(Data excerpts)
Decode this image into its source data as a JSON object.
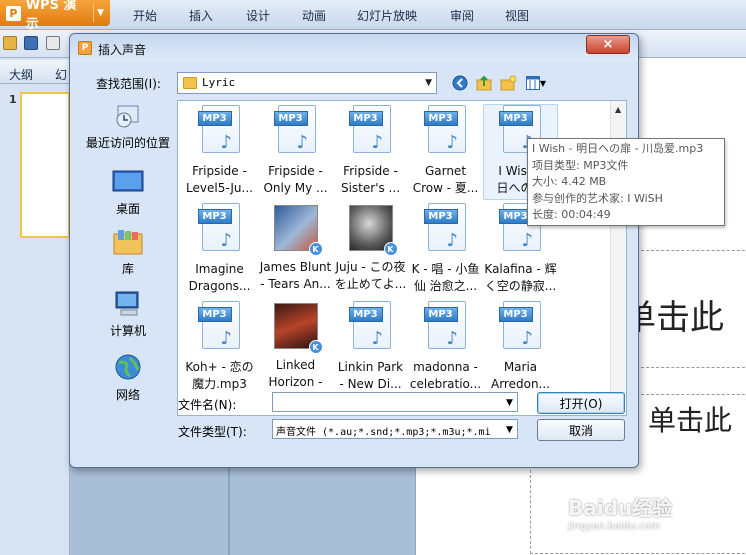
{
  "app": {
    "name": "WPS 演示",
    "menu": [
      "开始",
      "插入",
      "设计",
      "动画",
      "幻灯片放映",
      "审阅",
      "视图"
    ]
  },
  "left_panel": {
    "tabs": [
      "大纲",
      "幻"
    ],
    "slide_number": "1"
  },
  "slide": {
    "placeholder_title": "单击此",
    "placeholder_subtitle": "单击此"
  },
  "dialog": {
    "title": "插入声音",
    "close_label": "×",
    "look_in_label": "查找范围(I):",
    "look_in_value": "Lyric",
    "places": [
      {
        "label": "最近访问的位置",
        "icon": "recent-places-icon"
      },
      {
        "label": "桌面",
        "icon": "desktop-icon"
      },
      {
        "label": "库",
        "icon": "libraries-icon"
      },
      {
        "label": "计算机",
        "icon": "computer-icon"
      },
      {
        "label": "网络",
        "icon": "network-icon"
      }
    ],
    "files": [
      {
        "line1": "Fripside -",
        "line2": "Level5-Ju...",
        "type": "mp3"
      },
      {
        "line1": "Fripside -",
        "line2": "Only My ...",
        "type": "mp3"
      },
      {
        "line1": "Fripside -",
        "line2": "Sister's ...",
        "type": "mp3"
      },
      {
        "line1": "Garnet",
        "line2": "Crow - 夏...",
        "type": "mp3"
      },
      {
        "line1": "I Wish -",
        "line2": "日への扉",
        "type": "mp3"
      },
      {
        "line1": "Imagine",
        "line2": "Dragons...",
        "type": "mp3"
      },
      {
        "line1": "James Blunt",
        "line2": "- Tears An...",
        "type": "album"
      },
      {
        "line1": "Juju - この夜",
        "line2": "を止めてよ...",
        "type": "album"
      },
      {
        "line1": "K - 唱 - 小鱼",
        "line2": "仙 治愈之...",
        "type": "mp3"
      },
      {
        "line1": "Kalafina - 辉",
        "line2": "く空の静寂...",
        "type": "mp3"
      },
      {
        "line1": "Koh+ - 恋の",
        "line2": "魔力.mp3",
        "type": "mp3"
      },
      {
        "line1": "Linked",
        "line2": "Horizon -",
        "type": "album"
      },
      {
        "line1": "Linkin Park",
        "line2": "- New Di...",
        "type": "mp3"
      },
      {
        "line1": "madonna -",
        "line2": "celebratio...",
        "type": "mp3"
      },
      {
        "line1": "Maria",
        "line2": "Arredon...",
        "type": "mp3"
      }
    ],
    "mp3_tag": "MP3",
    "album_badge": "K",
    "tooltip": {
      "name": "I Wish - 明日への扉 - 川岛爱.mp3",
      "type": "项目类型: MP3文件",
      "size": "大小: 4.42 MB",
      "artist": "参与创作的艺术家: I WiSH",
      "length": "长度: 00:04:49"
    },
    "filename_label": "文件名(N):",
    "filename_value": "",
    "filetype_label": "文件类型(T):",
    "filetype_value": "声音文件 (*.au;*.snd;*.mp3;*.m3u;*.mi",
    "open_button": "打开(O)",
    "cancel_button": "取消"
  },
  "watermark": {
    "text": "Baidu经验",
    "url": "jingyan.baidu.com"
  }
}
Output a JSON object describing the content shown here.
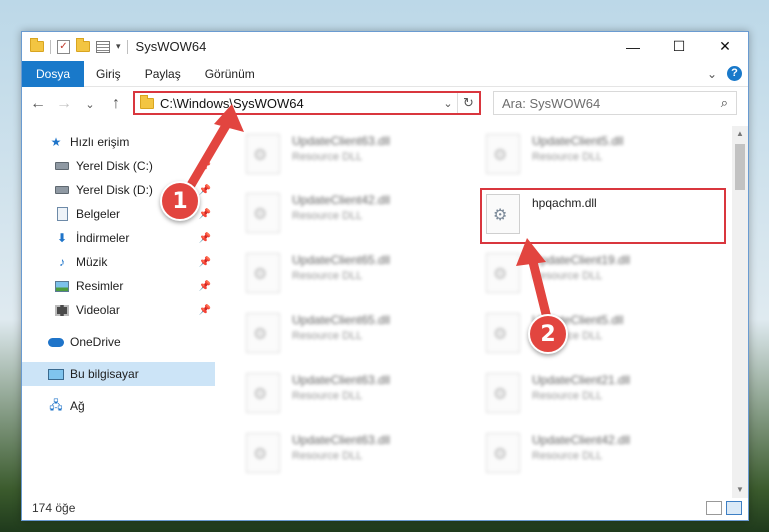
{
  "titlebar": {
    "title": "SysWOW64",
    "minimize": "—",
    "maximize": "☐",
    "close": "✕"
  },
  "ribbon": {
    "tabs": [
      "Dosya",
      "Giriş",
      "Paylaş",
      "Görünüm"
    ],
    "expand": "⌄",
    "help": "?"
  },
  "nav": {
    "back": "←",
    "forward": "→",
    "recent": "⌄",
    "up": "↑",
    "address": "C:\\Windows\\SysWOW64",
    "dropdown": "⌄",
    "refresh": "↻",
    "search_placeholder": "Ara: SysWOW64",
    "search_icon": "⌕"
  },
  "sidebar": {
    "items": [
      {
        "label": "Hızlı erişim",
        "icon": "star-icon"
      },
      {
        "label": "Yerel Disk (C:)",
        "icon": "disk-icon",
        "pinned": true
      },
      {
        "label": "Yerel Disk (D:)",
        "icon": "disk-icon",
        "pinned": true
      },
      {
        "label": "Belgeler",
        "icon": "documents-icon",
        "pinned": true
      },
      {
        "label": "İndirmeler",
        "icon": "download-icon",
        "pinned": true
      },
      {
        "label": "Müzik",
        "icon": "music-icon",
        "pinned": true
      },
      {
        "label": "Resimler",
        "icon": "pictures-icon",
        "pinned": true
      },
      {
        "label": "Videolar",
        "icon": "videos-icon",
        "pinned": true
      },
      {
        "label": "OneDrive",
        "icon": "cloud-icon"
      },
      {
        "label": "Bu bilgisayar",
        "icon": "computer-icon",
        "selected": true
      },
      {
        "label": "Ağ",
        "icon": "network-icon"
      }
    ]
  },
  "files": [
    {
      "name": "UpdateClient63.dll",
      "type": "Resource DLL"
    },
    {
      "name": "UpdateClient5.dll",
      "type": "Resource DLL"
    },
    {
      "name": "UpdateClient42.dll",
      "type": "Resource DLL"
    },
    {
      "name": "hpqachm.dll",
      "type": ""
    },
    {
      "name": "UpdateClient65.dll",
      "type": "Resource DLL"
    },
    {
      "name": "UpdateClient19.dll",
      "type": "Resource DLL"
    },
    {
      "name": "UpdateClient65.dll",
      "type": "Resource DLL"
    },
    {
      "name": "UpdateClient5.dll",
      "type": "Resource DLL"
    },
    {
      "name": "UpdateClient63.dll",
      "type": "Resource DLL"
    },
    {
      "name": "UpdateClient21.dll",
      "type": "Resource DLL"
    },
    {
      "name": "UpdateClient63.dll",
      "type": "Resource DLL"
    },
    {
      "name": "UpdateClient42.dll",
      "type": "Resource DLL"
    }
  ],
  "status": {
    "count": "174 öğe"
  },
  "annotations": {
    "step1": "1",
    "step2": "2"
  },
  "colors": {
    "accent": "#1979ca",
    "highlight": "#d9363e"
  }
}
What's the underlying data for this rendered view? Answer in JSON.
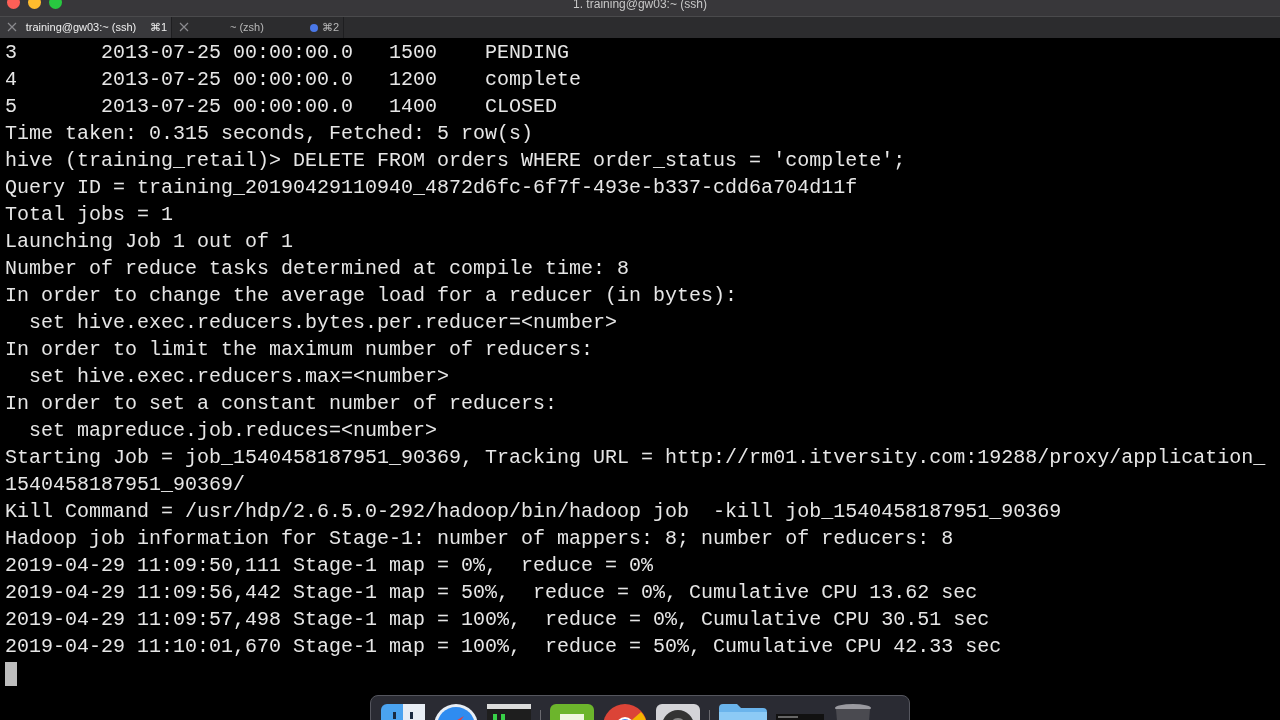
{
  "window": {
    "title": "1. training@gw03:~ (ssh)"
  },
  "tabs": [
    {
      "label": "training@gw03:~ (ssh)",
      "shortcut": "⌘1",
      "selected": true,
      "activity": false
    },
    {
      "label": "~ (zsh)",
      "shortcut": "⌘2",
      "selected": false,
      "activity": true
    }
  ],
  "terminal": {
    "lines": [
      "3       2013-07-25 00:00:00.0   1500    PENDING",
      "4       2013-07-25 00:00:00.0   1200    complete",
      "5       2013-07-25 00:00:00.0   1400    CLOSED",
      "Time taken: 0.315 seconds, Fetched: 5 row(s)",
      "hive (training_retail)> DELETE FROM orders WHERE order_status = 'complete';",
      "Query ID = training_20190429110940_4872d6fc-6f7f-493e-b337-cdd6a704d11f",
      "Total jobs = 1",
      "Launching Job 1 out of 1",
      "Number of reduce tasks determined at compile time: 8",
      "In order to change the average load for a reducer (in bytes):",
      "  set hive.exec.reducers.bytes.per.reducer=<number>",
      "In order to limit the maximum number of reducers:",
      "  set hive.exec.reducers.max=<number>",
      "In order to set a constant number of reducers:",
      "  set mapreduce.job.reduces=<number>",
      "Starting Job = job_1540458187951_90369, Tracking URL = http://rm01.itversity.com:19288/proxy/application_",
      "1540458187951_90369/",
      "Kill Command = /usr/hdp/2.6.5.0-292/hadoop/bin/hadoop job  -kill job_1540458187951_90369",
      "Hadoop job information for Stage-1: number of mappers: 8; number of reducers: 8",
      "2019-04-29 11:09:50,111 Stage-1 map = 0%,  reduce = 0%",
      "2019-04-29 11:09:56,442 Stage-1 map = 50%,  reduce = 0%, Cumulative CPU 13.62 sec",
      "2019-04-29 11:09:57,498 Stage-1 map = 100%,  reduce = 0%, Cumulative CPU 30.51 sec",
      "2019-04-29 11:10:01,670 Stage-1 map = 100%,  reduce = 50%, Cumulative CPU 42.33 sec"
    ],
    "cursor": true
  }
}
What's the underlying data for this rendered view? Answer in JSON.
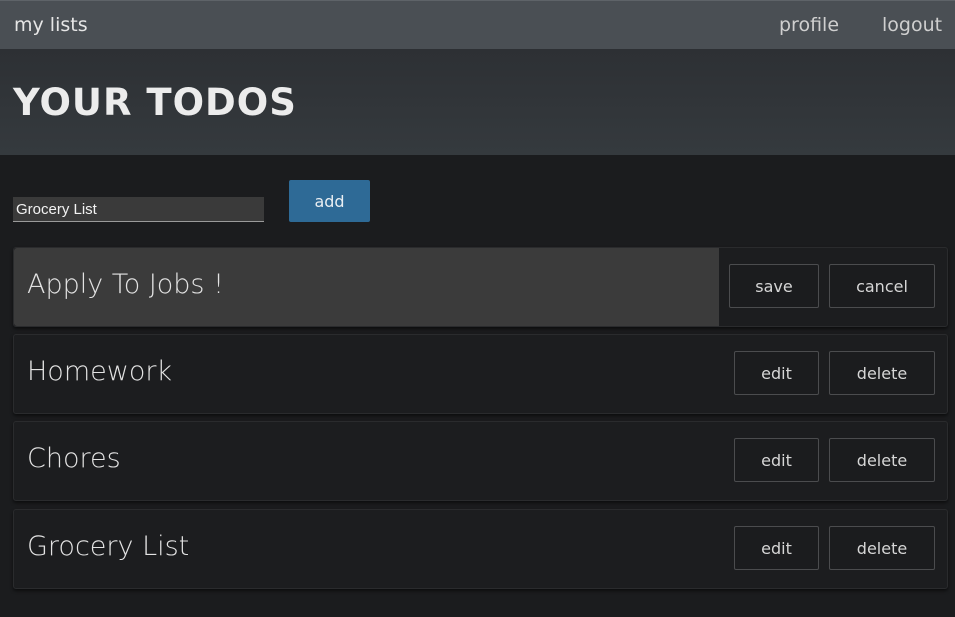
{
  "nav": {
    "brand": "my lists",
    "links": [
      "profile",
      "logout"
    ]
  },
  "header": {
    "title": "YOUR TODOS"
  },
  "new_item": {
    "value": "Grocery List",
    "add_label": "add"
  },
  "todos": [
    {
      "title": "Apply To Jobs !",
      "editing": true,
      "primary_label": "save",
      "secondary_label": "cancel"
    },
    {
      "title": "Homework",
      "editing": false,
      "primary_label": "edit",
      "secondary_label": "delete"
    },
    {
      "title": "Chores",
      "editing": false,
      "primary_label": "edit",
      "secondary_label": "delete"
    },
    {
      "title": "Grocery List",
      "editing": false,
      "primary_label": "edit",
      "secondary_label": "delete"
    }
  ],
  "colors": {
    "nav_bg": "#4a4f54",
    "header_bg": "#33373b",
    "page_bg": "#1b1c1e",
    "accent": "#2e6a96",
    "editing_row_bg": "#3b3b3b"
  }
}
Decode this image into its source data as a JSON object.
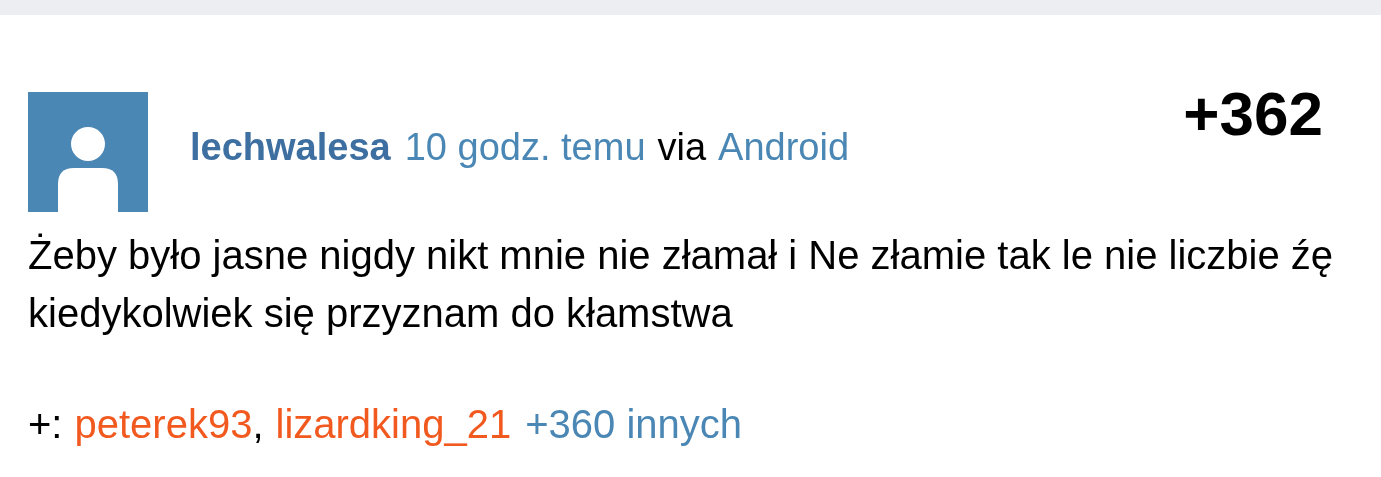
{
  "comment": {
    "author": "lechwalesa",
    "time": "10 godz. temu",
    "via_label": "via",
    "platform": "Android",
    "score": "+362",
    "body": "Żeby było jasne nigdy nikt mnie nie złamał i Ne złamie tak le nie liczbie źę kiedykolwiek się przyznam do kłamstwa",
    "plus_label": "+:",
    "voters": [
      "peterek93",
      "lizardking_21"
    ],
    "separator": ",",
    "others": "+360 innych"
  }
}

WORK TO COMPLETE:
Show every line of the listing in which the string "bytes" can be found.

RESULT OF THE TASK:
      "In order to change the average load for a reducer (in bytes):",
      "  set hive.exec.reducers.bytes.per.reducer=<number>",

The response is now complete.